DATASET RECORDS:
··········
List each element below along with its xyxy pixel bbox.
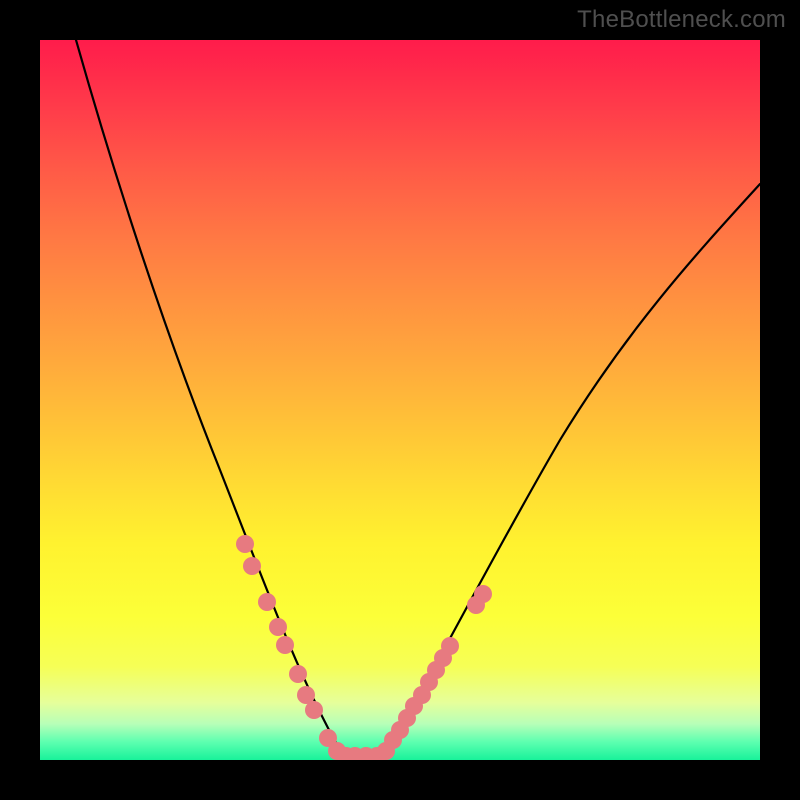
- bead: [236, 535, 254, 553]
- beads-group: [236, 535, 492, 760]
- plot-area: [40, 40, 760, 760]
- bead: [269, 618, 287, 636]
- bead: [258, 593, 276, 611]
- chart-stage: TheBottleneck.com: [0, 0, 800, 800]
- bead: [305, 701, 323, 719]
- bead: [289, 665, 307, 683]
- bead: [276, 636, 294, 654]
- bead: [243, 557, 261, 575]
- watermark-text: TheBottleneck.com: [577, 6, 786, 34]
- bead: [474, 585, 492, 603]
- left-curve: [76, 40, 346, 756]
- chart-svg: [40, 40, 760, 760]
- bead: [441, 637, 459, 655]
··········
WORK REQUIRED:
Please quote every line of the records above verbatim, omitting the pictures from your answer.

RESULT:
List each element below along with its xyxy pixel bbox.
- bead: [236, 535, 254, 553]
- beads-group: [236, 535, 492, 760]
- plot-area: [40, 40, 760, 760]
- bead: [269, 618, 287, 636]
- bead: [258, 593, 276, 611]
- chart-stage: TheBottleneck.com: [0, 0, 800, 800]
- bead: [305, 701, 323, 719]
- bead: [289, 665, 307, 683]
- bead: [276, 636, 294, 654]
- bead: [243, 557, 261, 575]
- watermark-text: TheBottleneck.com: [577, 6, 786, 34]
- bead: [474, 585, 492, 603]
- left-curve: [76, 40, 346, 756]
- chart-svg: [40, 40, 760, 760]
- bead: [441, 637, 459, 655]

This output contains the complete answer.